Material for this exercise:
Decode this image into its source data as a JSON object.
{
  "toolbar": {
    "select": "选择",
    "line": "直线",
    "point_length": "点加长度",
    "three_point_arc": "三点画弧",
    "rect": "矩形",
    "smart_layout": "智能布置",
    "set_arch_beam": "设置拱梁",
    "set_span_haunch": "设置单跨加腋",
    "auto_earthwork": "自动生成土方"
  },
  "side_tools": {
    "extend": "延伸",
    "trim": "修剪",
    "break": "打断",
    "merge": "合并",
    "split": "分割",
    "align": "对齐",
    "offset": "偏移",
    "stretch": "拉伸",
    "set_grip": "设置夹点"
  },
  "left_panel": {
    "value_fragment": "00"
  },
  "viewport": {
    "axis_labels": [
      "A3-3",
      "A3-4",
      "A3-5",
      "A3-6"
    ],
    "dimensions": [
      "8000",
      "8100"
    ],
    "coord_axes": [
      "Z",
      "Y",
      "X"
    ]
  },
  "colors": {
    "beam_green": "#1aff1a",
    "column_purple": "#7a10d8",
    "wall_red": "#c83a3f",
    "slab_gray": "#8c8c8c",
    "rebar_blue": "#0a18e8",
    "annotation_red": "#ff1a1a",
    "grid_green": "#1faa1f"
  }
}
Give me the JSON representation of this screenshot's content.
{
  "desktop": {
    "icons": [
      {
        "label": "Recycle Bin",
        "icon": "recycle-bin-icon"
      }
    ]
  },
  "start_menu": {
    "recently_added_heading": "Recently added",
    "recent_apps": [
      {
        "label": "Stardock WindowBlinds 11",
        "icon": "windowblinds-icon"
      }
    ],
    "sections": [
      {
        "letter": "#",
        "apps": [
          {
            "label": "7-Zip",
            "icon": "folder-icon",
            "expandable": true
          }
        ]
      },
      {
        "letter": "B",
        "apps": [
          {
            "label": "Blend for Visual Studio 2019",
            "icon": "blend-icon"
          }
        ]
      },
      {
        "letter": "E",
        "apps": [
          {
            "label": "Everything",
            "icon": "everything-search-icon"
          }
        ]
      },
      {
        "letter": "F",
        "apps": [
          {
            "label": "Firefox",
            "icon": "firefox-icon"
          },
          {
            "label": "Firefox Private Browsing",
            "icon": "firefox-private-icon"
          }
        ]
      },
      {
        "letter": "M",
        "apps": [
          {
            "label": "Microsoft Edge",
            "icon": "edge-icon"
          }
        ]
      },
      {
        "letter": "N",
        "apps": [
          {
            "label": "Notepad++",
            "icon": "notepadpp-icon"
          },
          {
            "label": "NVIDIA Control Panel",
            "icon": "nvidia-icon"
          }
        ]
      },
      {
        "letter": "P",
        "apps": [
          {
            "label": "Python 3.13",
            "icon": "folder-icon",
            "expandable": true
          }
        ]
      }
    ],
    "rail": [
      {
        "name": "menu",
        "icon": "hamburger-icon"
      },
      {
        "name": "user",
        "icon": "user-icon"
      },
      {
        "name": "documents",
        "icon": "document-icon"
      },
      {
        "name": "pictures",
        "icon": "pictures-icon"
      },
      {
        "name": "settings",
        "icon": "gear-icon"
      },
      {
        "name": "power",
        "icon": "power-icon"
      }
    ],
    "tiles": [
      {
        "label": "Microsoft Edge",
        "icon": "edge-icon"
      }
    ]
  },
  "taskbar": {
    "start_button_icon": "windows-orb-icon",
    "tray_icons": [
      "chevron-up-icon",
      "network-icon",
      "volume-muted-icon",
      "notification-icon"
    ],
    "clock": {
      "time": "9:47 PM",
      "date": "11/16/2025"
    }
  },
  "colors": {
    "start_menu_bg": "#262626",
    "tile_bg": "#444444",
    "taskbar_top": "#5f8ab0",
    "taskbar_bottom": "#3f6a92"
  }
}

Task prompt:
Copy each line of the data above that holds "name".

Response to the task:
        "name": "menu",
        "name": "user",
        "name": "documents",
        "name": "pictures",
        "name": "settings",
        "name": "power",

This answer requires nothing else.